(Records contained in a dataset)
---*---

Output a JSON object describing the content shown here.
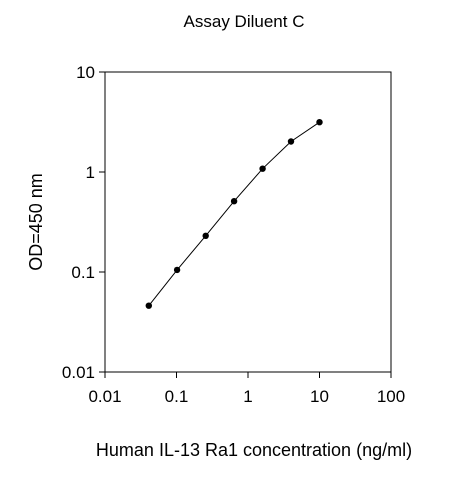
{
  "chart_data": {
    "type": "line",
    "title": "Assay Diluent C",
    "xlabel": "Human IL-13 Ra1 concentration (ng/ml)",
    "ylabel": "OD=450 nm",
    "x_scale": "log",
    "y_scale": "log",
    "xlim": [
      0.01,
      100
    ],
    "ylim": [
      0.01,
      10
    ],
    "x_ticks": [
      0.01,
      0.1,
      1,
      10,
      100
    ],
    "x_tick_labels": [
      "0.01",
      "0.1",
      "1",
      "10",
      "100"
    ],
    "y_ticks": [
      0.01,
      0.1,
      1,
      10
    ],
    "y_tick_labels": [
      "0.01",
      "0.1",
      "1",
      "10"
    ],
    "grid": false,
    "legend": "none",
    "line_color": "#000000",
    "marker": "filled-circle",
    "series": [
      {
        "x": [
          0.041,
          0.102,
          0.256,
          0.64,
          1.6,
          4.0,
          10.0
        ],
        "y": [
          0.046,
          0.105,
          0.23,
          0.51,
          1.08,
          2.02,
          3.15
        ]
      }
    ]
  }
}
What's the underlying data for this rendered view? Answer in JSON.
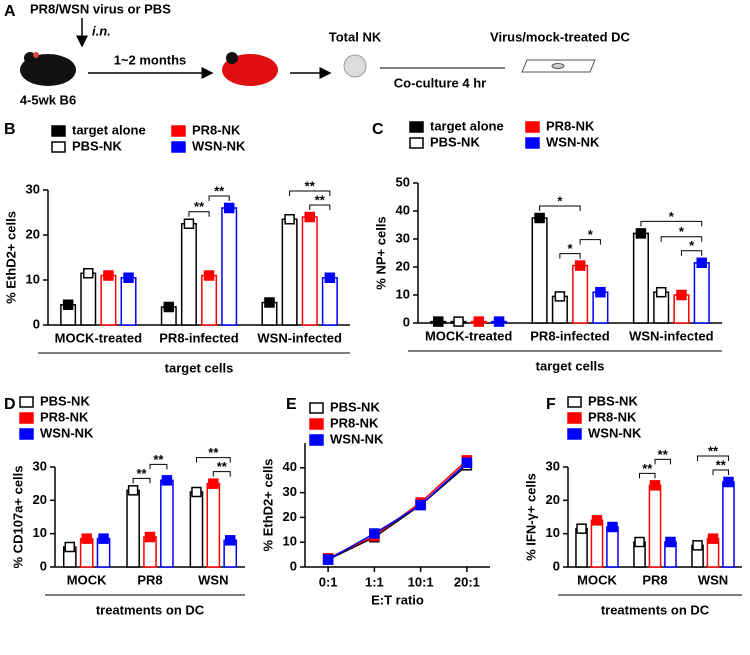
{
  "schematic": {
    "panel": "A",
    "inoculum": "PR8/WSN virus or PBS",
    "route": "i.n.",
    "duration": "1~2 months",
    "mouse": "4-5wk B6",
    "cells": "Total NK",
    "coculture": "Co-culture 4 hr",
    "target": "Virus/mock-treated DC"
  },
  "chart_data": [
    {
      "type": "bar",
      "panel": "B",
      "ylabel": "% EthD2+ cells",
      "xlabel": "target cells",
      "categories": [
        "MOCK-treated",
        "PR8-infected",
        "WSN-infected"
      ],
      "series": [
        {
          "name": "target alone",
          "color": "#000000",
          "marker": "filled",
          "values": [
            4.5,
            4,
            5
          ]
        },
        {
          "name": "PBS-NK",
          "color": "#000000",
          "marker": "open",
          "values": [
            11.5,
            22.5,
            23.5
          ]
        },
        {
          "name": "PR8-NK",
          "color": "#ff0000",
          "marker": "filled",
          "values": [
            11,
            11,
            24
          ]
        },
        {
          "name": "WSN-NK",
          "color": "#0000ff",
          "marker": "filled",
          "values": [
            10.5,
            26,
            10.5
          ]
        }
      ],
      "ylim": [
        0,
        30
      ],
      "yticks": [
        0,
        10,
        20,
        30
      ],
      "annotations": [
        {
          "text": "**",
          "category": 1,
          "series": [
            1,
            2
          ]
        },
        {
          "text": "**",
          "category": 1,
          "series": [
            2,
            3
          ]
        },
        {
          "text": "**",
          "category": 2,
          "series": [
            2,
            3
          ]
        },
        {
          "text": "**",
          "category": 2,
          "series": [
            1,
            3
          ]
        }
      ]
    },
    {
      "type": "bar",
      "panel": "C",
      "ylabel": "% NP+ cells",
      "xlabel": "target cells",
      "categories": [
        "MOCK-treated",
        "PR8-infected",
        "WSN-infected"
      ],
      "series": [
        {
          "name": "target alone",
          "color": "#000000",
          "marker": "filled",
          "values": [
            0.5,
            37.5,
            32
          ]
        },
        {
          "name": "PBS-NK",
          "color": "#000000",
          "marker": "open",
          "values": [
            0.5,
            9.5,
            11
          ]
        },
        {
          "name": "PR8-NK",
          "color": "#ff0000",
          "marker": "filled",
          "values": [
            0.5,
            20.5,
            10
          ]
        },
        {
          "name": "WSN-NK",
          "color": "#0000ff",
          "marker": "filled",
          "values": [
            0.5,
            11,
            21.5
          ]
        }
      ],
      "ylim": [
        0,
        50
      ],
      "yticks": [
        0,
        10,
        20,
        30,
        40,
        50
      ],
      "annotations": [
        {
          "text": "*",
          "category": 1,
          "series": [
            1,
            2
          ]
        },
        {
          "text": "*",
          "category": 1,
          "series": [
            2,
            3
          ]
        },
        {
          "text": "*",
          "category": 1,
          "series": [
            0,
            2
          ]
        },
        {
          "text": "*",
          "category": 2,
          "series": [
            2,
            3
          ]
        },
        {
          "text": "*",
          "category": 2,
          "series": [
            1,
            3
          ]
        },
        {
          "text": "*",
          "category": 2,
          "series": [
            0,
            3
          ]
        }
      ]
    },
    {
      "type": "bar",
      "panel": "D",
      "ylabel": "% CD107a+ cells",
      "xlabel": "treatments on DC",
      "categories": [
        "MOCK",
        "PR8",
        "WSN"
      ],
      "series": [
        {
          "name": "PBS-NK",
          "color": "#000000",
          "marker": "open",
          "values": [
            6,
            23,
            22.5
          ]
        },
        {
          "name": "PR8-NK",
          "color": "#ff0000",
          "marker": "filled",
          "values": [
            8.5,
            9,
            25
          ]
        },
        {
          "name": "WSN-NK",
          "color": "#0000ff",
          "marker": "filled",
          "values": [
            8.5,
            26,
            8
          ]
        }
      ],
      "ylim": [
        0,
        30
      ],
      "yticks": [
        0,
        10,
        20,
        30
      ],
      "annotations": [
        {
          "text": "**",
          "category": 1,
          "series": [
            0,
            1
          ]
        },
        {
          "text": "**",
          "category": 1,
          "series": [
            1,
            2
          ]
        },
        {
          "text": "**",
          "category": 2,
          "series": [
            1,
            2
          ]
        },
        {
          "text": "**",
          "category": 2,
          "series": [
            0,
            2
          ]
        }
      ]
    },
    {
      "type": "line",
      "panel": "E",
      "ylabel": "% EthD2+ cells",
      "xlabel": "E:T ratio",
      "categories": [
        "0:1",
        "1:1",
        "10:1",
        "20:1"
      ],
      "series": [
        {
          "name": "PBS-NK",
          "color": "#000000",
          "marker": "open",
          "values": [
            3,
            12,
            25,
            41
          ]
        },
        {
          "name": "PR8-NK",
          "color": "#ff0000",
          "marker": "filled",
          "values": [
            3.5,
            12.5,
            26,
            43
          ]
        },
        {
          "name": "WSN-NK",
          "color": "#0000ff",
          "marker": "filled",
          "values": [
            3,
            13.5,
            25,
            42
          ]
        }
      ],
      "ylim": [
        0,
        50
      ],
      "yticks": [
        0,
        10,
        20,
        30,
        40
      ]
    },
    {
      "type": "bar",
      "panel": "F",
      "ylabel": "% IFN-γ+ cells",
      "xlabel": "treatments on DC",
      "categories": [
        "MOCK",
        "PR8",
        "WSN"
      ],
      "series": [
        {
          "name": "PBS-NK",
          "color": "#000000",
          "marker": "open",
          "values": [
            11.5,
            7.5,
            6.5
          ]
        },
        {
          "name": "PR8-NK",
          "color": "#ff0000",
          "marker": "filled",
          "values": [
            14,
            24.5,
            8.5
          ]
        },
        {
          "name": "WSN-NK",
          "color": "#0000ff",
          "marker": "filled",
          "values": [
            12,
            7.5,
            25.5
          ]
        }
      ],
      "ylim": [
        0,
        30
      ],
      "yticks": [
        0,
        10,
        20,
        30
      ],
      "annotations": [
        {
          "text": "**",
          "category": 1,
          "series": [
            0,
            1
          ]
        },
        {
          "text": "**",
          "category": 1,
          "series": [
            1,
            2
          ]
        },
        {
          "text": "**",
          "category": 2,
          "series": [
            1,
            2
          ]
        },
        {
          "text": "**",
          "category": 2,
          "series": [
            0,
            2
          ]
        }
      ]
    }
  ]
}
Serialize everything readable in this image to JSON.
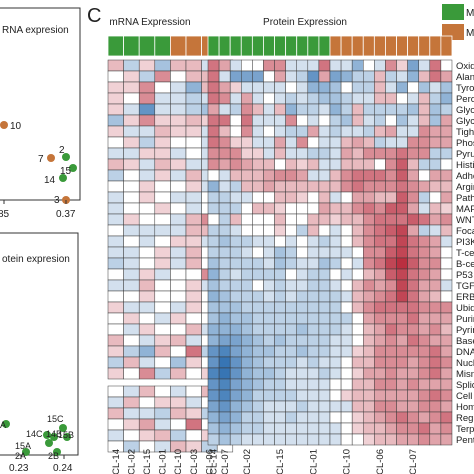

---*---

## [Aim of the exercise]
Each record above should be restated word for word. The pictures should not appear.

## [Final answer]
Output a JSON object describing the content shown here.
{
  "chart_data": {
    "type": "line",
    "title": "Assay Diluent C",
    "xlabel": "Human IL-13 Ra1 concentration (ng/ml)",
    "ylabel": "OD=450 nm",
    "x_scale": "log",
    "y_scale": "log",
    "xlim": [
      0.01,
      100
    ],
    "ylim": [
      0.01,
      10
    ],
    "x_ticks": [
      0.01,
      0.1,
      1,
      10,
      100
    ],
    "x_tick_labels": [
      "0.01",
      "0.1",
      "1",
      "10",
      "100"
    ],
    "y_ticks": [
      0.01,
      0.1,
      1,
      10
    ],
    "y_tick_labels": [
      "0.01",
      "0.1",
      "1",
      "10"
    ],
    "grid": false,
    "legend": "none",
    "line_color": "#000000",
    "marker": "filled-circle",
    "series": [
      {
        "x": [
          0.041,
          0.102,
          0.256,
          0.64,
          1.6,
          4.0,
          10.0
        ],
        "y": [
          0.046,
          0.105,
          0.23,
          0.51,
          1.08,
          2.02,
          3.15
        ]
      }
    ]
  }
}
What's the underlying data for this rendered view? Answer in JSON.
{
  "schematic": {
    "panel": "A",
    "inoculum": "PR8/WSN virus or PBS",
    "route": "i.n.",
    "duration": "1~2 months",
    "mouse": "4-5wk B6",
    "cells": "Total NK",
    "coculture": "Co-culture 4 hr",
    "target": "Virus/mock-treated DC"
  },
  "chart_data": [
    {
      "type": "bar",
      "panel": "B",
      "ylabel": "% EthD2+ cells",
      "xlabel": "target cells",
      "categories": [
        "MOCK-treated",
        "PR8-infected",
        "WSN-infected"
      ],
      "series": [
        {
          "name": "target alone",
          "color": "#000000",
          "marker": "filled",
          "values": [
            4.5,
            4,
            5
          ]
        },
        {
          "name": "PBS-NK",
          "color": "#000000",
          "marker": "open",
          "values": [
            11.5,
            22.5,
            23.5
          ]
        },
        {
          "name": "PR8-NK",
          "color": "#ff0000",
          "marker": "filled",
          "values": [
            11,
            11,
            24
          ]
        },
        {
          "name": "WSN-NK",
          "color": "#0000ff",
          "marker": "filled",
          "values": [
            10.5,
            26,
            10.5
          ]
        }
      ],
      "ylim": [
        0,
        30
      ],
      "yticks": [
        0,
        10,
        20,
        30
      ],
      "annotations": [
        {
          "text": "**",
          "category": 1,
          "series": [
            1,
            2
          ]
        },
        {
          "text": "**",
          "category": 1,
          "series": [
            2,
            3
          ]
        },
        {
          "text": "**",
          "category": 2,
          "series": [
            2,
            3
          ]
        },
        {
          "text": "**",
          "category": 2,
          "series": [
            1,
            3
          ]
        }
      ]
    },
    {
      "type": "bar",
      "panel": "C",
      "ylabel": "% NP+ cells",
      "xlabel": "target cells",
      "categories": [
        "MOCK-treated",
        "PR8-infected",
        "WSN-infected"
      ],
      "series": [
        {
          "name": "target alone",
          "color": "#000000",
          "marker": "filled",
          "values": [
            0.5,
            37.5,
            32
          ]
        },
        {
          "name": "PBS-NK",
          "color": "#000000",
          "marker": "open",
          "values": [
            0.5,
            9.5,
            11
          ]
        },
        {
          "name": "PR8-NK",
          "color": "#ff0000",
          "marker": "filled",
          "values": [
            0.5,
            20.5,
            10
          ]
        },
        {
          "name": "WSN-NK",
          "color": "#0000ff",
          "marker": "filled",
          "values": [
            0.5,
            11,
            21.5
          ]
        }
      ],
      "ylim": [
        0,
        50
      ],
      "yticks": [
        0,
        10,
        20,
        30,
        40,
        50
      ],
      "annotations": [
        {
          "text": "*",
          "category": 1,
          "series": [
            1,
            2
          ]
        },
        {
          "text": "*",
          "category": 1,
          "series": [
            2,
            3
          ]
        },
        {
          "text": "*",
          "category": 1,
          "series": [
            0,
            2
          ]
        },
        {
          "text": "*",
          "category": 2,
          "series": [
            2,
            3
          ]
        },
        {
          "text": "*",
          "category": 2,
          "series": [
            1,
            3
          ]
        },
        {
          "text": "*",
          "category": 2,
          "series": [
            0,
            3
          ]
        }
      ]
    },
    {
      "type": "bar",
      "panel": "D",
      "ylabel": "% CD107a+ cells",
      "xlabel": "treatments on DC",
      "categories": [
        "MOCK",
        "PR8",
        "WSN"
      ],
      "series": [
        {
          "name": "PBS-NK",
          "color": "#000000",
          "marker": "open",
          "values": [
            6,
            23,
            22.5
          ]
        },
        {
          "name": "PR8-NK",
          "color": "#ff0000",
          "marker": "filled",
          "values": [
            8.5,
            9,
            25
          ]
        },
        {
          "name": "WSN-NK",
          "color": "#0000ff",
          "marker": "filled",
          "values": [
            8.5,
            26,
            8
          ]
        }
      ],
      "ylim": [
        0,
        30
      ],
      "yticks": [
        0,
        10,
        20,
        30
      ],
      "annotations": [
        {
          "text": "**",
          "category": 1,
          "series": [
            0,
            1
          ]
        },
        {
          "text": "**",
          "category": 1,
          "series": [
            1,
            2
          ]
        },
        {
          "text": "**",
          "category": 2,
          "series": [
            1,
            2
          ]
        },
        {
          "text": "**",
          "category": 2,
          "series": [
            0,
            2
          ]
        }
      ]
    },
    {
      "type": "line",
      "panel": "E",
      "ylabel": "% EthD2+ cells",
      "xlabel": "E:T ratio",
      "categories": [
        "0:1",
        "1:1",
        "10:1",
        "20:1"
      ],
      "series": [
        {
          "name": "PBS-NK",
          "color": "#000000",
          "marker": "open",
          "values": [
            3,
            12,
            25,
            41
          ]
        },
        {
          "name": "PR8-NK",
          "color": "#ff0000",
          "marker": "filled",
          "values": [
            3.5,
            12.5,
            26,
            43
          ]
        },
        {
          "name": "WSN-NK",
          "color": "#0000ff",
          "marker": "filled",
          "values": [
            3,
            13.5,
            25,
            42
          ]
        }
      ],
      "ylim": [
        0,
        50
      ],
      "yticks": [
        0,
        10,
        20,
        30,
        40
      ]
    },
    {
      "type": "bar",
      "panel": "F",
      "ylabel": "% IFN-γ+ cells",
      "xlabel": "treatments on DC",
      "categories": [
        "MOCK",
        "PR8",
        "WSN"
      ],
      "series": [
        {
          "name": "PBS-NK",
          "color": "#000000",
          "marker": "open",
          "values": [
            11.5,
            7.5,
            6.5
          ]
        },
        {
          "name": "PR8-NK",
          "color": "#ff0000",
          "marker": "filled",
          "values": [
            14,
            24.5,
            8.5
          ]
        },
        {
          "name": "WSN-NK",
          "color": "#0000ff",
          "marker": "filled",
          "values": [
            12,
            7.5,
            25.5
          ]
        }
      ],
      "ylim": [
        0,
        30
      ],
      "yticks": [
        0,
        10,
        20,
        30
      ],
      "annotations": [
        {
          "text": "**",
          "category": 1,
          "series": [
            0,
            1
          ]
        },
        {
          "text": "**",
          "category": 1,
          "series": [
            1,
            2
          ]
        },
        {
          "text": "**",
          "category": 2,
          "series": [
            1,
            2
          ]
        },
        {
          "text": "**",
          "category": 2,
          "series": [
            0,
            2
          ]
        }
      ]
    }
  ]
}
Serialize everything readable in this image to JSON.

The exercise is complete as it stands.